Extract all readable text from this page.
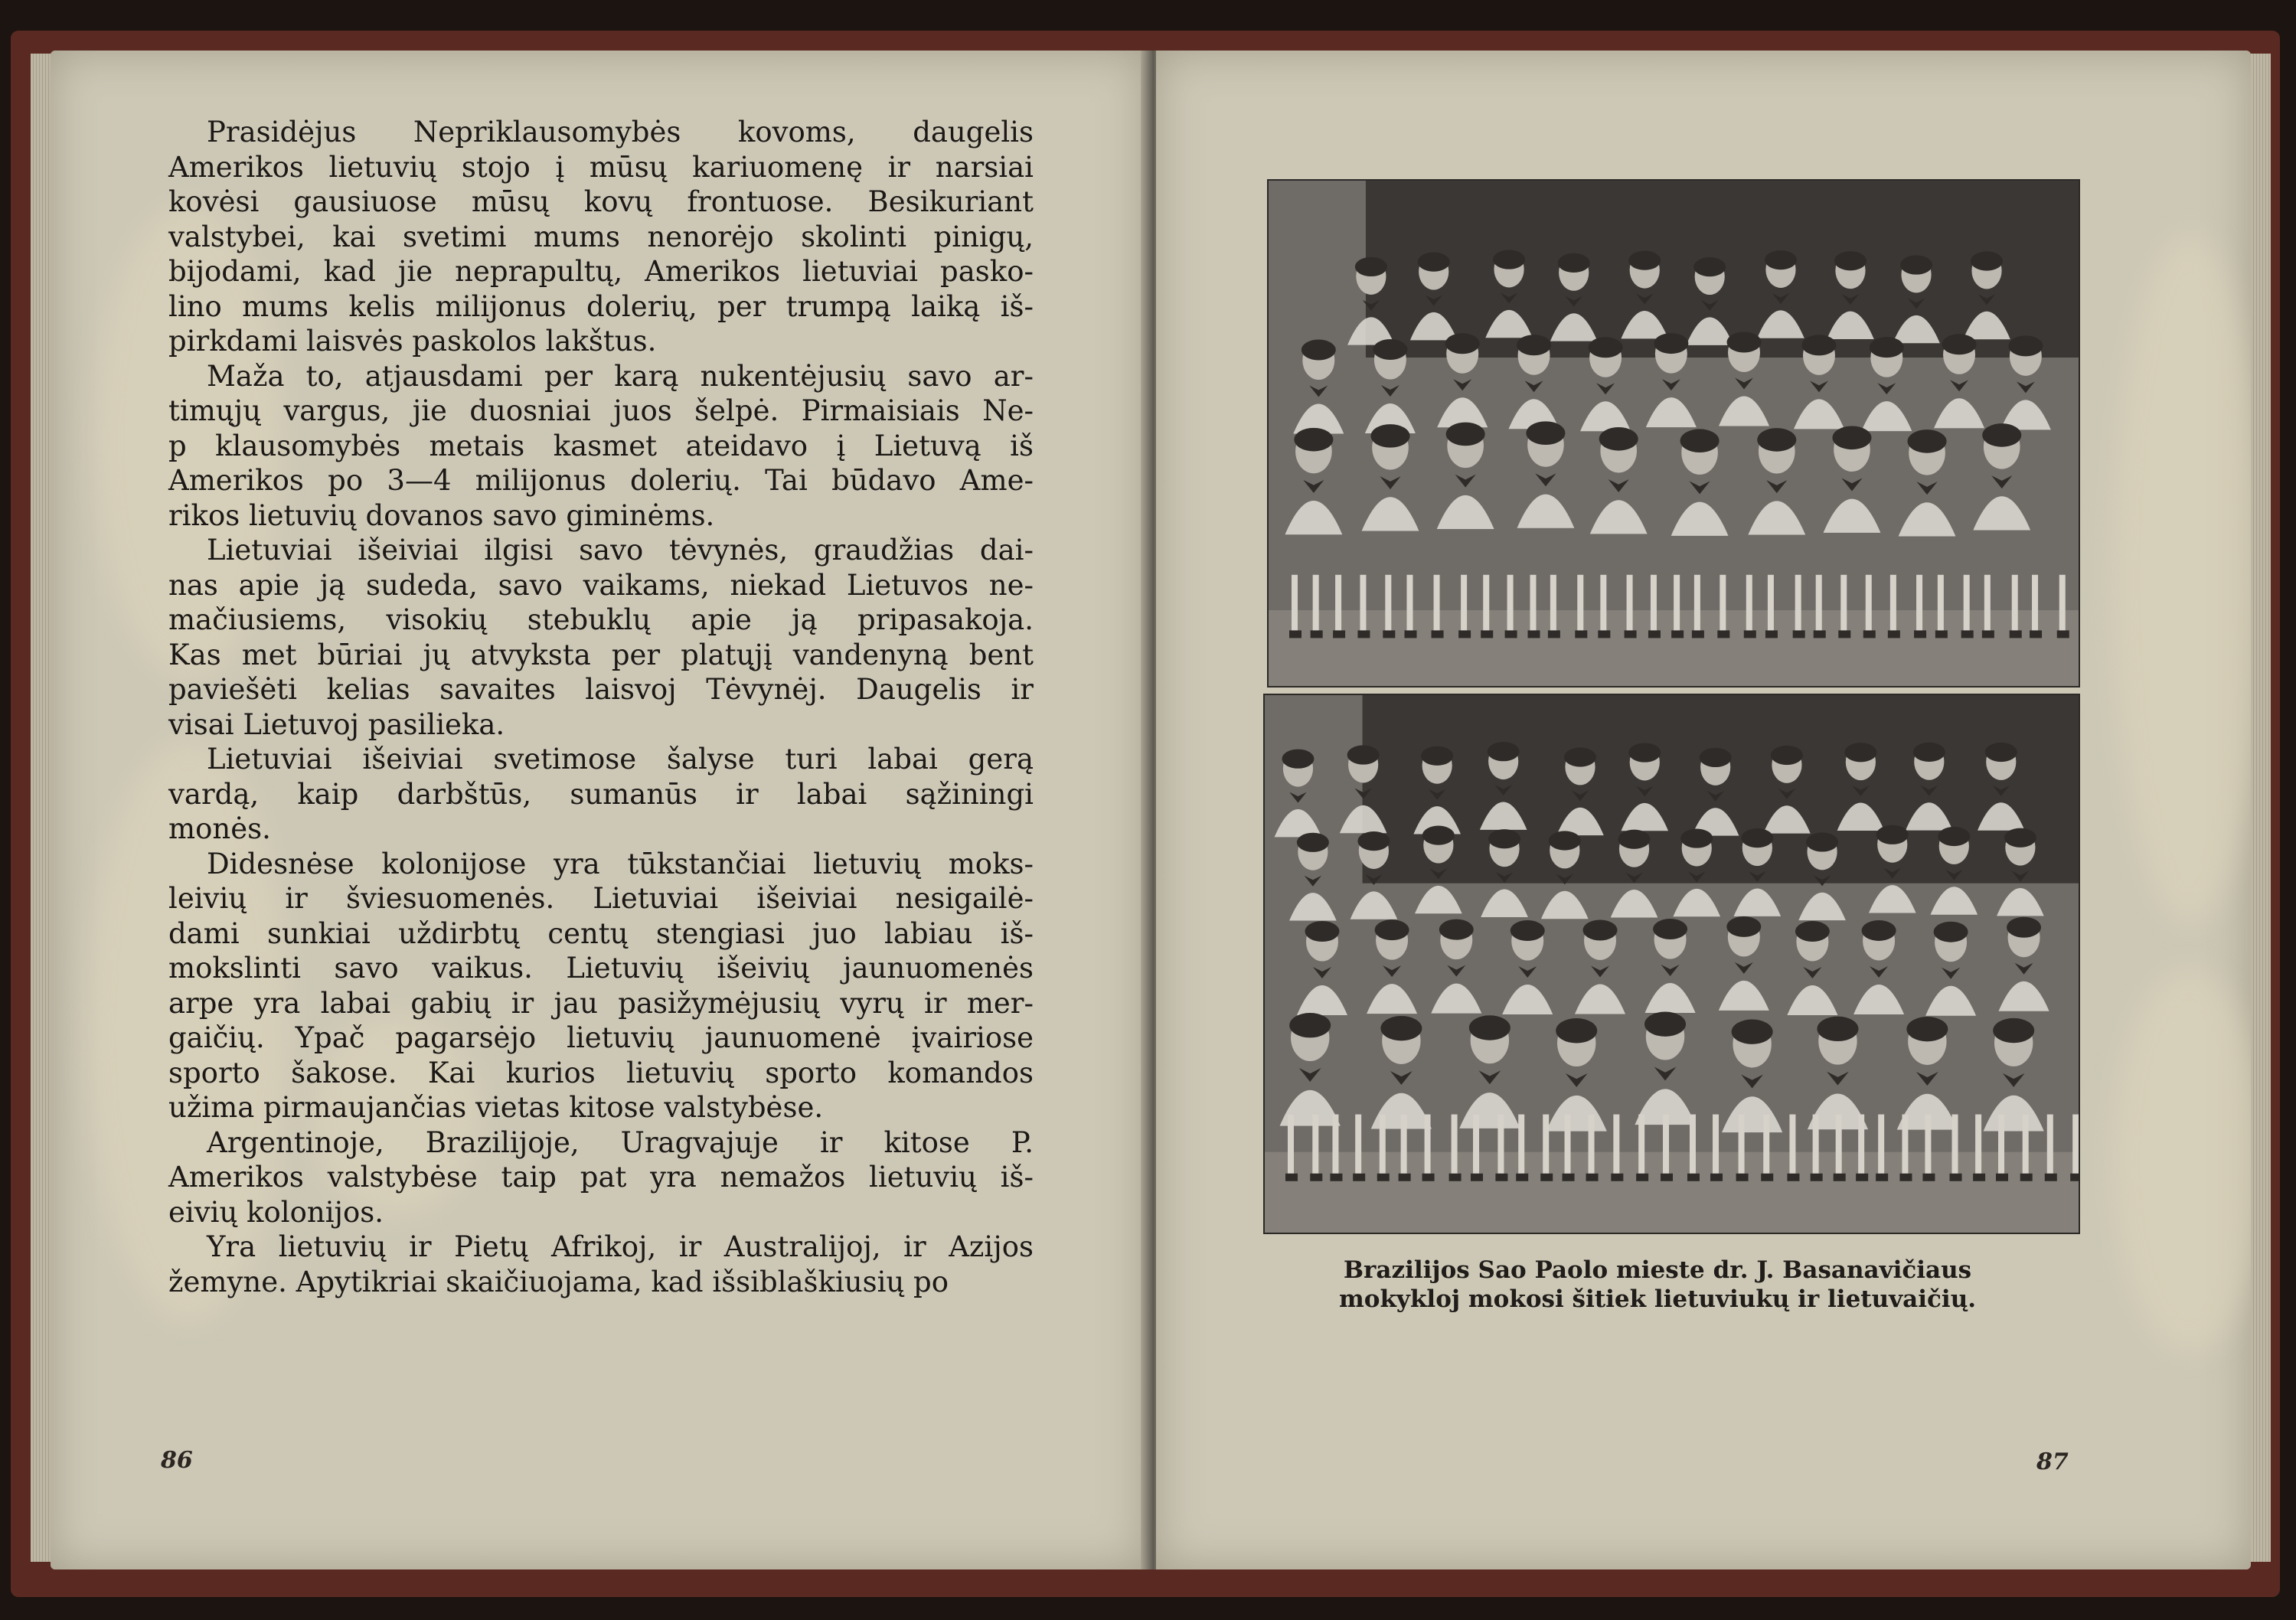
Prasidėjus Nepriklausomybės kovoms, daugelis
Amerikos lietuvių stojo į mūsų kariuomenę ir narsiai
kovėsi gausiuose mūsų kovų frontuose. Besikuriant
valstybei, kai svetimi mums nenorėjo skolinti pinigų,
bijodami, kad jie neprapultų, Amerikos lietuviai pasko-
lino mums kelis milijonus dolerių, per trumpą laiką iš-
pirkdami laisvės paskolos lakštus.
Maža to, atjausdami per karą nukentėjusių savo ar-
timųjų vargus, jie duosniai juos šelpė. Pirmaisiais Ne-
p klausomybės metais kasmet ateidavo į Lietuvą iš
Amerikos po 3—4 milijonus dolerių. Tai būdavo Ame-
rikos lietuvių dovanos savo giminėms.
Lietuviai išeiviai ilgisi savo tėvynės, graudžias dai-
nas apie ją sudeda, savo vaikams, niekad Lietuvos ne-
mačiusiems, visokių stebuklų apie ją pripasakoja.
Kas met būriai jų atvyksta per platųjį vandenyną bent
paviešėti kelias savaites laisvoj Tėvynėj. Daugelis ir
visai Lietuvoj pasilieka.
Lietuviai išeiviai svetimose šalyse turi labai gerą
vardą, kaip darbštūs, sumanūs ir labai sąžiningi
monės.
Didesnėse kolonijose yra tūkstančiai lietuvių moks-
leivių ir šviesuomenės. Lietuviai išeiviai nesigailė-
dami sunkiai uždirbtų centų stengiasi juo labiau iš-
mokslinti savo vaikus. Lietuvių išeivių jaunuomenės
arpe yra labai gabių ir jau pasižymėjusių vyrų ir mer-
gaičių. Ypač pagarsėjo lietuvių jaunuomenė įvairiose
sporto šakose. Kai kurios lietuvių sporto komandos
užima pirmaujančias vietas kitose valstybėse.
Argentinoje, Brazilijoje, Uragvajuje ir kitose P.
Amerikos valstybėse taip pat yra nemažos lietuvių iš-
eivių kolonijos.
Yra lietuvių ir Pietų Afrikoj, ir Australijoj, ir Azijos
žemyne. Apytikriai skaičiuojama, kad išsiblaškiusių po
86
Brazilijos Sao Paolo mieste dr. J. Basanavičiaus
mokykloj mokosi šitiek lietuviukų ir lietuvaičių.
87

+--

→ **Short exercise**
Go through the lines above. Select every one that has the string "Amerikos".

→ **Solution for this task**
Amerikos lietuvių stojo į mūsų kariuomenę ir narsiai
bijodami, kad jie neprapultų, Amerikos lietuviai pasko-
Amerikos po 3—4 milijonus dolerių. Tai būdavo Ame-
Amerikos valstybėse taip pat yra nemažos lietuvių iš-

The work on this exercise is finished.